• **Directive a**
Output the listing lines from the one containing "517, 233, 523]" up to and including the one containing "260, 299, 270]", reproducing each line unchanged.

• **Text shown**

I was shy to take control of a barbeque that was not my own, so I asked for a frying pan and grilled the ostrich steak until it was medium rare (same as you would a regular beef steak).  I sliced it cross-ways, and because I couldn’t find a really great ostrich appetizer recipe, I laid each slice across thinly sliced toasted baguette, spread with herbed goat cheese and red pepper jelly.   I’ll spell it out for you below, in case you’re that kind of person.

Ann’s Improv’d Ostrich Recipe

  • Toasted whole wheat baguette slices (slice the baguette, roast in oven on baking sheet at 400, 8mins)
  • Herbed soft goat cheese
  • Red pepper jelly
  • Medium rare ostrich slices

Combine, in the order above.  Here is what it looked like (sorry for the finger shadow I only noticed later):

 

Overall Impression:  Not bad, although my stomach still raised warning flags for unjustifiable reasons.  Maybe it was far too healthy.  I had to assess whether or not my cousins were just being polite, but they said they liked it, and cleared the plate of every last piece I had prepared.  One cousin said the consistency reminded her of a cross between liver and beef (something I read said that it is so lean it can be off-putting).  The jelly may have overpowered the ostrich, which may or may not have been a good thing, depending on your perspective.  I would probably try ostrich again, but I wouldn’t put myself on the mailing list.

Rating:  2 yums

Boar not entirely boring

Okay carnivores, enough of exotic fruits and veggies for a while.  This one’s for you.

Last week I visited Black Angus Fine Meats and Game in Mississauga and picked up a thing or two, even though doing so made me feel kind of uneasy.

You see, Black Angus specializes in game meats, and although I have never been vegetarian, for some reason I feel a little meaner eating animals that aren’t used to being eaten, even though I doubt that cows, pigs and chickens are overjoyed to be the lucky ones that are usually forced to volunteer.  Maybe it’s because I know that the farmed animals weren’t enjoying the freedom they were plucked away from as much as an animal that romped in the woods was.  I stopped feeling quite so bad, though, when I remembered that one of the meats I chose had once looked like this:

(Shiver)

I had chosen a French rack of wild boar, which I was drawn to more because of the cut than the animal – it looked like rack of lamb, and I was hoping that it was the cut that made rack of lamb a juicy, easy grilling option and that I would find the same results with this more uncommon meat.  Spring has sprung early this year, and after a week of sun I was ready for a barbeque.   At the same time, I was worried that wild boar would taste exactly like pork would and that it would be a pricier letdown (it was just shy of $40 for the 2.3 pound roast that might serve three adults).  I vowed to make my husband eat hotdogs one night post-boar so that I would only be spending $20 on meat per dinner and threw it into the basket.

[Element region listings]

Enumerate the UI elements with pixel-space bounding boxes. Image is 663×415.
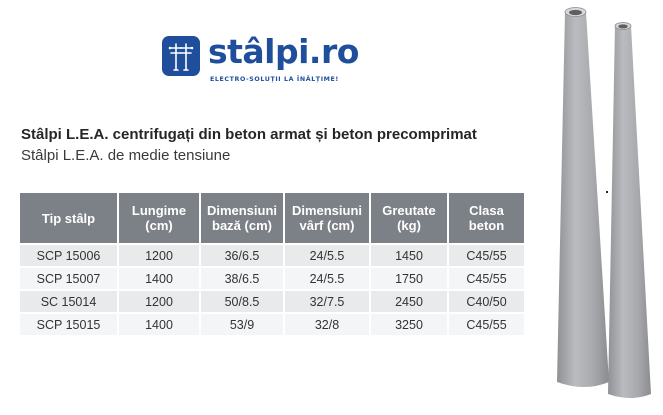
brand-tagline: ELECTRO-SOLUȚII LA ÎNĂLȚIME! [210,76,339,83]
cell-top: 24/5.5 [284,266,371,290]
column-header-concrete-class: Clasa beton [448,193,524,244]
cell-concrete-class: C45/55 [448,243,524,267]
cell-type: SCP 15007 [20,266,119,290]
cell-base: 38/6.5 [200,266,285,290]
page-subtitle: Stâlpi L.E.A. de medie tensiune [21,147,231,164]
cell-base: 53/9 [200,312,285,335]
brand-logo[interactable]: stâlpi.ro ELECTRO-SOLUȚII LA ÎNĂLȚIME! [162,32,372,92]
pole-spec-table: Tip stâlp Lungime (cm) Dimensiuni bază (… [20,193,524,335]
cell-type: SCP 15006 [20,243,119,267]
pylon-icon [162,36,200,76]
column-header-base-dimensions: Dimensiuni bază (cm) [200,193,285,244]
column-header-length: Lungime (cm) [118,193,201,244]
cell-length: 1400 [118,266,201,290]
table-row: SC 15014 1200 50/8.5 32/7.5 2450 C40/50 [20,289,524,313]
table-row: SCP 15015 1400 53/9 32/8 3250 C45/55 [20,312,524,335]
cell-concrete-class: C40/50 [448,289,524,313]
cell-concrete-class: C45/55 [448,312,524,335]
stray-dot [606,191,608,193]
pole-left [557,7,609,387]
cell-top: 32/7.5 [284,289,371,313]
cell-type: SCP 15015 [20,312,119,335]
cell-base: 50/8.5 [200,289,285,313]
concrete-poles-illustration [540,0,663,410]
column-header-top-dimensions: Dimensiuni vârf (cm) [284,193,371,244]
cell-base: 36/6.5 [200,243,285,267]
cell-weight: 2450 [370,289,449,313]
cell-weight: 1450 [370,243,449,267]
page-title: Stâlpi L.E.A. centrifugați din beton arm… [21,126,477,143]
cell-weight: 1750 [370,266,449,290]
cell-top: 24/5.5 [284,243,371,267]
table-row: SCP 15007 1400 38/6.5 24/5.5 1750 C45/55 [20,266,524,290]
table-header-row: Tip stâlp Lungime (cm) Dimensiuni bază (… [20,193,524,244]
cell-concrete-class: C45/55 [448,266,524,290]
cell-length: 1400 [118,312,201,335]
cell-type: SC 15014 [20,289,119,313]
column-header-type: Tip stâlp [20,193,119,244]
cell-length: 1200 [118,243,201,267]
cell-length: 1200 [118,289,201,313]
brand-wordmark: stâlpi.ro [208,32,359,71]
table-row: SCP 15006 1200 36/6.5 24/5.5 1450 C45/55 [20,243,524,267]
cell-top: 32/8 [284,312,371,335]
pole-right [608,22,651,398]
column-header-weight: Greutate (kg) [370,193,449,244]
cell-weight: 3250 [370,312,449,335]
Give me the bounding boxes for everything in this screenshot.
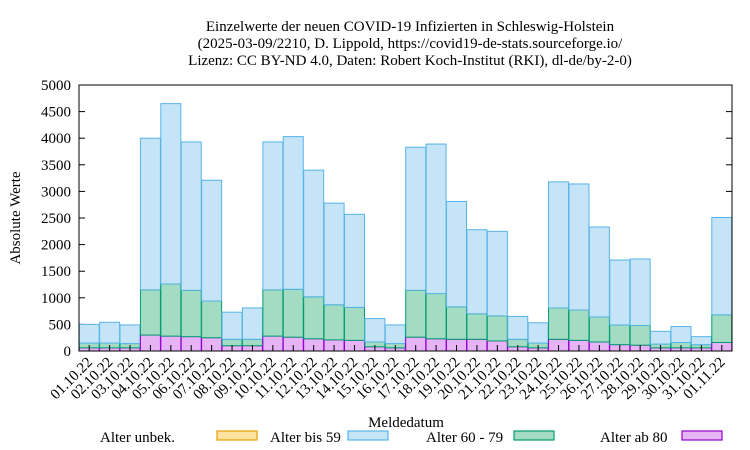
- bar-segment: [405, 146, 427, 291]
- bar-segment: [405, 289, 427, 338]
- bar-segment: [568, 183, 590, 311]
- x-axis-label: Meldedatum: [368, 415, 444, 431]
- y-axis-label: Absolute Werte: [8, 171, 24, 264]
- legend-label: Alter ab 80: [600, 430, 667, 446]
- legend-label: Alter bis 59: [270, 430, 341, 446]
- bars: [78, 103, 733, 352]
- bar-segment: [303, 169, 325, 298]
- bar-segment: [588, 316, 610, 343]
- x-axis: 01.10.2202.10.2203.10.2204.10.2205.10.22…: [48, 345, 729, 403]
- y-tick-label: 4000: [41, 131, 71, 147]
- chart-title: Einzelwerte der neuen COVID-19 Infiziert…: [188, 19, 632, 69]
- title-line-3: Lizenz: CC BY-ND 4.0, Daten: Robert Koch…: [188, 53, 632, 69]
- bar-segment: [364, 318, 386, 343]
- legend-swatch: [347, 430, 389, 441]
- bar-segment: [180, 289, 202, 338]
- bar-segment: [609, 324, 631, 346]
- y-tick-label: 3000: [41, 184, 71, 200]
- bar-segment: [466, 313, 488, 340]
- bar-segment: [201, 300, 223, 339]
- bar-segment: [486, 230, 508, 317]
- bar-segment: [425, 143, 447, 295]
- y-tick-label: 5000: [41, 78, 71, 94]
- bar-segment: [282, 136, 304, 290]
- bar-segment: [343, 213, 365, 308]
- bar-segment: [262, 141, 284, 291]
- y-axis: 0 500 1000 1500 2000 2500 3000 3500 4000 4500 5000: [41, 78, 732, 360]
- y-tick-label: 0: [64, 344, 72, 360]
- bar-segment: [384, 324, 406, 345]
- y-tick-label: 1500: [41, 264, 71, 280]
- bar-segment: [711, 216, 733, 316]
- bar-segment: [343, 306, 365, 341]
- bar-segment: [670, 326, 692, 343]
- bar-segment: [711, 314, 733, 343]
- bar-segment: [119, 324, 141, 345]
- y-tick-label: 3500: [41, 158, 71, 174]
- plot-frame: [78, 84, 733, 352]
- bar-segment: [466, 229, 488, 315]
- legend-swatch: [681, 430, 723, 441]
- bar-segment: [609, 259, 631, 326]
- legend-label: Alter 60 - 79: [426, 430, 503, 446]
- bar-segment: [282, 288, 304, 338]
- bar-segment: [139, 289, 161, 336]
- bar-segment: [650, 330, 672, 345]
- bar-segment: [486, 315, 508, 342]
- bar-segment: [548, 307, 570, 340]
- bar-segment: [507, 315, 529, 340]
- bar-segment: [425, 293, 447, 340]
- bar-segment: [446, 201, 468, 308]
- bar-segment: [201, 179, 223, 302]
- bar-segment: [548, 181, 570, 309]
- bar-segment: [221, 311, 243, 340]
- legend-swatch: [513, 430, 555, 441]
- y-tick-label: 500: [49, 317, 72, 333]
- legend: Alter unbek. Alter bis 59 Alter 60 - 79 Alt…: [100, 430, 723, 446]
- bar-segment: [160, 283, 182, 337]
- title-line-1: Einzelwerte der neuen COVID-19 Infiziert…: [206, 19, 615, 35]
- bar-segment: [180, 141, 202, 291]
- y-tick-label: 2000: [41, 238, 71, 254]
- bar-segment: [527, 322, 549, 344]
- bar-segment: [241, 338, 263, 347]
- bar-segment: [303, 296, 325, 340]
- bar-segment: [241, 307, 263, 340]
- bar-segment: [629, 324, 651, 346]
- legend-swatch: [216, 430, 258, 441]
- title-line-2: (2025-03-09/2210, D. Lippold, https://co…: [198, 36, 623, 52]
- bar-segment: [99, 321, 121, 344]
- bar-segment: [323, 304, 345, 341]
- y-tick-label: 2500: [41, 211, 71, 227]
- bar-segment: [160, 103, 182, 285]
- bar-segment: [139, 137, 161, 291]
- y-tick-label: 1000: [41, 291, 71, 307]
- bar-segment: [588, 226, 610, 318]
- bar-segment: [629, 258, 651, 326]
- bar-segment: [690, 336, 712, 346]
- bar-segment: [446, 306, 468, 340]
- bar-segment: [323, 202, 345, 306]
- bar-segment: [78, 323, 100, 344]
- y-tick-label: 4500: [41, 105, 71, 121]
- bar-segment: [568, 309, 590, 341]
- bar-segment: [221, 338, 243, 347]
- legend-label: Alter unbek.: [100, 430, 175, 446]
- bar-segment: [262, 289, 284, 337]
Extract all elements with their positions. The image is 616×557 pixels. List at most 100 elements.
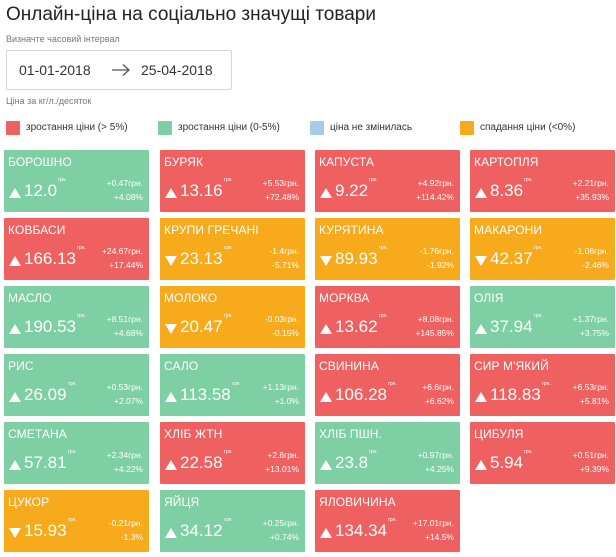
price-unit: грн.	[224, 517, 233, 523]
price-unit: грн.	[77, 313, 86, 319]
triangle-up-icon	[9, 188, 21, 198]
product-tile[interactable]: МАСЛО 190.53 грн. +8.51грн. +4.68%	[4, 286, 149, 348]
price-change-abs: +0.25грн.	[262, 518, 299, 528]
product-name: КАРТОПЛЯ	[474, 155, 539, 169]
price-change-pct: -5.71%	[272, 260, 299, 270]
triangle-up-icon	[165, 528, 177, 538]
price-change-pct: +2.07%	[113, 396, 143, 406]
price-change-pct: +1.0%	[274, 396, 299, 406]
triangle-down-icon	[475, 256, 487, 266]
product-name: ЦИБУЛЯ	[474, 427, 524, 441]
triangle-up-icon	[475, 188, 487, 198]
legend-swatch	[310, 121, 324, 135]
triangle-up-icon	[475, 324, 487, 334]
price-unit: грн.	[68, 381, 77, 387]
product-tile[interactable]: МАКАРОНИ 42.37 грн. -1.06грн. -2.46%	[470, 218, 615, 280]
price-change-abs: +0.97грн.	[417, 450, 454, 460]
price-change-abs: +1.37грн.	[572, 314, 609, 324]
triangle-up-icon	[320, 188, 332, 198]
price-change-abs: +2.21грн.	[572, 178, 609, 188]
price-change-abs: +6.53грн.	[572, 382, 609, 392]
product-tile[interactable]: КАПУСТА 9.22 грн. +4.92грн. +114.42%	[315, 150, 460, 212]
product-tile[interactable]: КРУПИ ГРЕЧАНІ 23.13 грн. -1.4грн. -5.71%	[160, 218, 305, 280]
product-price: 42.37	[490, 249, 533, 268]
product-price: 5.94	[490, 453, 524, 472]
price-unit: грн.	[379, 313, 388, 319]
date-range-picker[interactable]: 01-01-2018 25-04-2018	[6, 50, 232, 90]
product-tile[interactable]: БУРЯК 13.16 грн. +5.53грн. +72.48%	[160, 150, 305, 212]
product-name: БОРОШНО	[8, 155, 72, 169]
price-change-pct: +3.75%	[579, 328, 609, 338]
price-change-abs: +2.6грн.	[267, 450, 299, 460]
product-tile[interactable]: ОЛІЯ 37.94 грн. +1.37грн. +3.75%	[470, 286, 615, 348]
product-tile[interactable]: СИР М'ЯКИЙ 118.83 грн. +6.53грн. +5.81%	[470, 354, 615, 416]
triangle-up-icon	[320, 392, 332, 402]
product-tile[interactable]: РИС 26.09 грн. +0.53грн. +2.07%	[4, 354, 149, 416]
price-change-pct: -0.15%	[272, 328, 299, 338]
product-tile[interactable]: ХЛІБ ЖТН 22.58 грн. +2.6грн. +13.01%	[160, 422, 305, 484]
product-name: ЯЙЦЯ	[164, 495, 200, 509]
price-change-pct: +6.62%	[424, 396, 454, 406]
legend-label: ціна не змінилась	[330, 122, 413, 133]
product-price: 13.62	[335, 317, 378, 336]
price-change-abs: -0.03грн.	[264, 314, 299, 324]
legend-swatch	[6, 121, 20, 135]
triangle-down-icon	[165, 256, 177, 266]
product-tile[interactable]: ЯЙЦЯ 34.12 грн. +0.25грн. +0.74%	[160, 490, 305, 552]
product-tile[interactable]: КУРЯТИНА 89.93 грн. -1.76грн. -1.92%	[315, 218, 460, 280]
product-tile[interactable]: КАРТОПЛЯ 8.36 грн. +2.21грн. +35.93%	[470, 150, 615, 212]
price-unit: грн.	[224, 245, 233, 251]
product-price: 23.13	[180, 249, 223, 268]
price-change-abs: +0.51грн.	[572, 450, 609, 460]
price-change-abs: +6.6грн.	[422, 382, 454, 392]
legend-label: зростання ціни (0-5%)	[178, 122, 280, 133]
price-change-abs: -1.4грн.	[269, 246, 299, 256]
price-unit: грн.	[388, 517, 397, 523]
price-change-pct: +13.01%	[265, 464, 299, 474]
price-change-pct: +72.48%	[265, 192, 299, 202]
product-price: 15.93	[24, 521, 67, 540]
triangle-up-icon	[9, 324, 21, 334]
price-change-pct: +4.68%	[113, 328, 143, 338]
product-price: 37.94	[490, 317, 533, 336]
product-tile[interactable]: САЛО 113.58 грн. +1.13грн. +1.0%	[160, 354, 305, 416]
price-change-pct: +4.22%	[113, 464, 143, 474]
product-tile[interactable]: ЯЛОВИЧИНА 134.34 грн. +17.01грн. +14.5%	[315, 490, 460, 552]
unit-note: Ціна за кг/л./десяток	[6, 96, 92, 106]
arrow-right-icon	[112, 64, 130, 76]
price-change-abs: +0.53грн.	[106, 382, 143, 392]
price-change-abs: +8.08грн.	[417, 314, 454, 324]
date-from-field[interactable]: 01-01-2018	[19, 62, 91, 78]
triangle-up-icon	[9, 256, 21, 266]
price-change-pct: -1.3%	[120, 532, 143, 542]
product-name: МАСЛО	[8, 291, 52, 305]
product-tile[interactable]: ЦИБУЛЯ 5.94 грн. +0.51грн. +9.39%	[470, 422, 615, 484]
product-tile[interactable]: МОЛОКО 20.47 грн. -0.03грн. -0.15%	[160, 286, 305, 348]
product-price: 190.53	[24, 317, 76, 336]
product-tile[interactable]: БОРОШНО 12.0 грн. +0.47грн. +4.08%	[4, 150, 149, 212]
product-tile[interactable]: СМЕТАНА 57.81 грн. +2.34грн. +4.22%	[4, 422, 149, 484]
price-change-pct: -1.92%	[427, 260, 454, 270]
product-name: БУРЯК	[164, 155, 204, 169]
price-unit: грн.	[524, 449, 533, 455]
product-name: КРУПИ ГРЕЧАНІ	[164, 223, 259, 237]
product-tile[interactable]: МОРКВА 13.62 грн. +8.08грн. +145.85%	[315, 286, 460, 348]
price-change-pct: +145.85%	[415, 328, 454, 338]
price-unit: грн.	[379, 245, 388, 251]
product-price: 12.0	[24, 181, 58, 200]
product-name: МОРКВА	[319, 291, 370, 305]
product-tile[interactable]: КОВБАСИ 166.13 грн. +24.67грн. +17.44%	[4, 218, 149, 280]
price-change-abs: +0.47грн.	[106, 178, 143, 188]
price-unit: грн.	[68, 517, 77, 523]
page-title: Онлайн-ціна на соціально значущі товари	[6, 4, 376, 25]
product-tile[interactable]: СВИНИНА 106.28 грн. +6.6грн. +6.62%	[315, 354, 460, 416]
triangle-up-icon	[320, 324, 332, 334]
product-name: ХЛІБ ПШН.	[319, 427, 382, 441]
price-change-abs: -0.21грн.	[108, 518, 143, 528]
product-name: КУРЯТИНА	[319, 223, 384, 237]
product-tile[interactable]: ХЛІБ ПШН. 23.8 грн. +0.97грн. +4.25%	[315, 422, 460, 484]
product-tile[interactable]: ЦУКОР 15.93 грн. -0.21грн. -1.3%	[4, 490, 149, 552]
price-unit: грн.	[534, 313, 543, 319]
date-to-field[interactable]: 25-04-2018	[141, 62, 213, 78]
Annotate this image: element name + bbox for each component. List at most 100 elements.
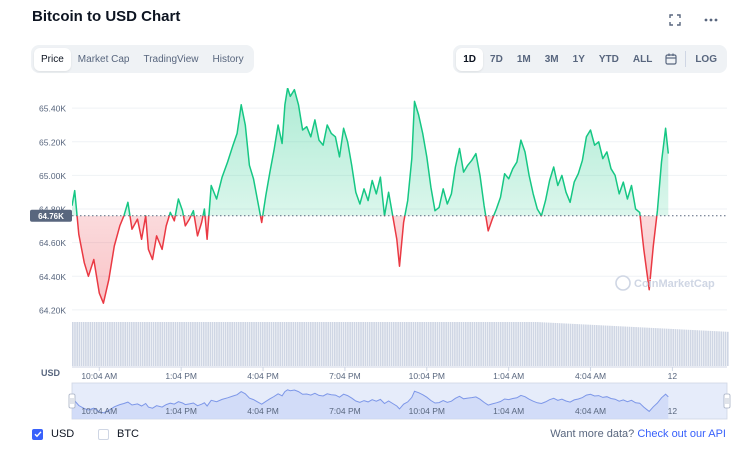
volume-bar (292, 322, 295, 366)
volume-bar (268, 322, 271, 366)
volume-bar (213, 322, 216, 366)
tab-price[interactable]: Price (34, 47, 71, 71)
volume-bar (117, 322, 120, 366)
volume-bar (312, 322, 314, 366)
volume-bar (456, 322, 458, 366)
volume-bar (687, 329, 690, 366)
x-tick-label: 10:04 AM (81, 371, 117, 381)
volume-bar (130, 322, 133, 366)
y-tick-label: 65.40K (39, 104, 66, 114)
volume-bar (718, 331, 720, 366)
volume-bar (698, 330, 701, 366)
volume-bar (683, 329, 685, 366)
navigator-tick-label: 1:04 PM (165, 406, 197, 416)
usd-checkbox[interactable]: USD (32, 428, 74, 440)
volume-bar (541, 322, 544, 366)
volume-bar (353, 322, 356, 366)
volume-bar (216, 322, 218, 366)
calendar-icon[interactable] (659, 48, 683, 70)
volume-bar (467, 322, 469, 366)
y-tick-label: 64.40K (39, 272, 66, 282)
volume-bar (329, 322, 332, 366)
volume-bar (493, 322, 495, 366)
volume-bar (458, 322, 461, 366)
range-7d[interactable]: 7D (490, 53, 503, 65)
fullscreen-icon[interactable] (667, 12, 683, 28)
y-tick-label: 64.20K (39, 305, 66, 315)
volume-bar (478, 322, 480, 366)
volume-bar (454, 322, 456, 366)
volume-bar (100, 322, 102, 366)
volume-bar (676, 329, 679, 366)
volume-bar (521, 322, 524, 366)
range-3m[interactable]: 3M (544, 53, 559, 65)
volume-bar (657, 328, 659, 366)
volume-bar (148, 322, 151, 366)
volume-bar (87, 322, 89, 366)
tab-market-cap[interactable]: Market Cap (77, 53, 130, 65)
log-toggle[interactable]: LOG (695, 53, 717, 65)
volume-bar (615, 326, 618, 366)
volume-bar (85, 322, 87, 366)
volume-bar (275, 322, 277, 366)
volume-bar (272, 322, 275, 366)
volume-bar (211, 322, 214, 366)
navigator-handle[interactable] (68, 393, 76, 409)
volume-bar (264, 322, 266, 366)
volume-bar (440, 322, 443, 366)
range-ytd[interactable]: YTD (598, 53, 619, 65)
volume-bar (700, 330, 703, 366)
volume-bar (624, 326, 626, 366)
volume-bar (648, 327, 650, 366)
volume-bar (351, 322, 354, 366)
volume-bar (554, 322, 557, 366)
volume-bar (709, 330, 712, 366)
volume-bar (506, 322, 509, 366)
x-tick-label: 1:04 AM (493, 371, 524, 381)
btc-checkbox[interactable]: BTC (98, 428, 139, 440)
volume-bar (251, 322, 253, 366)
more-icon[interactable] (703, 12, 719, 28)
volume-bar (674, 329, 677, 366)
navigator-handle[interactable] (723, 393, 731, 409)
volume-bar (240, 322, 242, 366)
volume-bar (89, 322, 92, 366)
volume-bar (471, 322, 474, 366)
range-1d[interactable]: 1D (456, 47, 484, 71)
volume-bar (582, 324, 585, 366)
volume-bar (480, 322, 482, 366)
navigator-tick-label: 10:04 PM (409, 406, 445, 416)
volume-bar (447, 322, 450, 366)
range-1m[interactable]: 1M (516, 53, 531, 65)
volume-bar (646, 327, 648, 366)
volume-bar (696, 330, 699, 366)
tab-history[interactable]: History (212, 53, 244, 65)
volume-bar (641, 327, 644, 366)
volume-bar (157, 322, 159, 366)
volume-bar (386, 322, 388, 366)
api-text: Want more data? (550, 428, 635, 440)
volume-bar (174, 322, 177, 366)
range-all[interactable]: ALL (632, 53, 653, 65)
volume-bar (530, 322, 533, 366)
volume-bar (626, 326, 629, 366)
volume-bar (172, 322, 175, 366)
tab-tradingview[interactable]: TradingView (143, 53, 199, 65)
api-link[interactable]: Check out our API (637, 428, 726, 440)
range-1y[interactable]: 1Y (572, 53, 585, 65)
volume-bar (727, 331, 729, 366)
volume-bar (368, 322, 371, 366)
volume-bar (338, 322, 340, 366)
volume-bar (207, 322, 209, 366)
volume-bar (133, 322, 135, 366)
area-above-reference (72, 88, 669, 216)
volume-bar (668, 328, 670, 366)
volume-bar (246, 322, 249, 366)
navigator-line (71, 389, 669, 414)
volume-bar (320, 322, 323, 366)
checkbox-checked-icon (32, 428, 43, 440)
volume-bar (489, 322, 491, 366)
volume-bar (443, 322, 445, 366)
volume-bar (556, 323, 559, 366)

• **Directive b**
Return the passage of the ostrich and wild boar post from "I was shy to" up to and including "at 400, 8mins)", copied word for word.

• **Response a**
price-unit: грн.	[224, 517, 233, 523]
price-unit: грн.	[77, 313, 86, 319]
triangle-up-icon	[9, 188, 21, 198]
product-tile[interactable]: МАСЛО 190.53 грн. +8.51грн. +4.68%	[4, 286, 149, 348]
price-change-abs: +0.25грн.	[262, 518, 299, 528]
product-name: КАРТОПЛЯ	[474, 155, 539, 169]
price-change-pct: -5.71%	[272, 260, 299, 270]

• **Response b**
I was shy to take control of a barbeque that was not my own, so I asked for a frying pan and grilled the ostrich steak until it was medium rare (same as you would a regular beef steak).  I sliced it cross-ways, and because I couldn’t find a really great ostrich appetizer recipe, I laid each slice across thinly sliced toasted baguette, spread with herbed goat cheese and red pepper jelly.   I’ll spell it out for you below, in case you’re that kind of person.

Ann’s Improv’d Ostrich Recipe

  • Toasted whole wheat baguette slices (slice the baguette, roast in oven on baking sheet at 400, 8mins)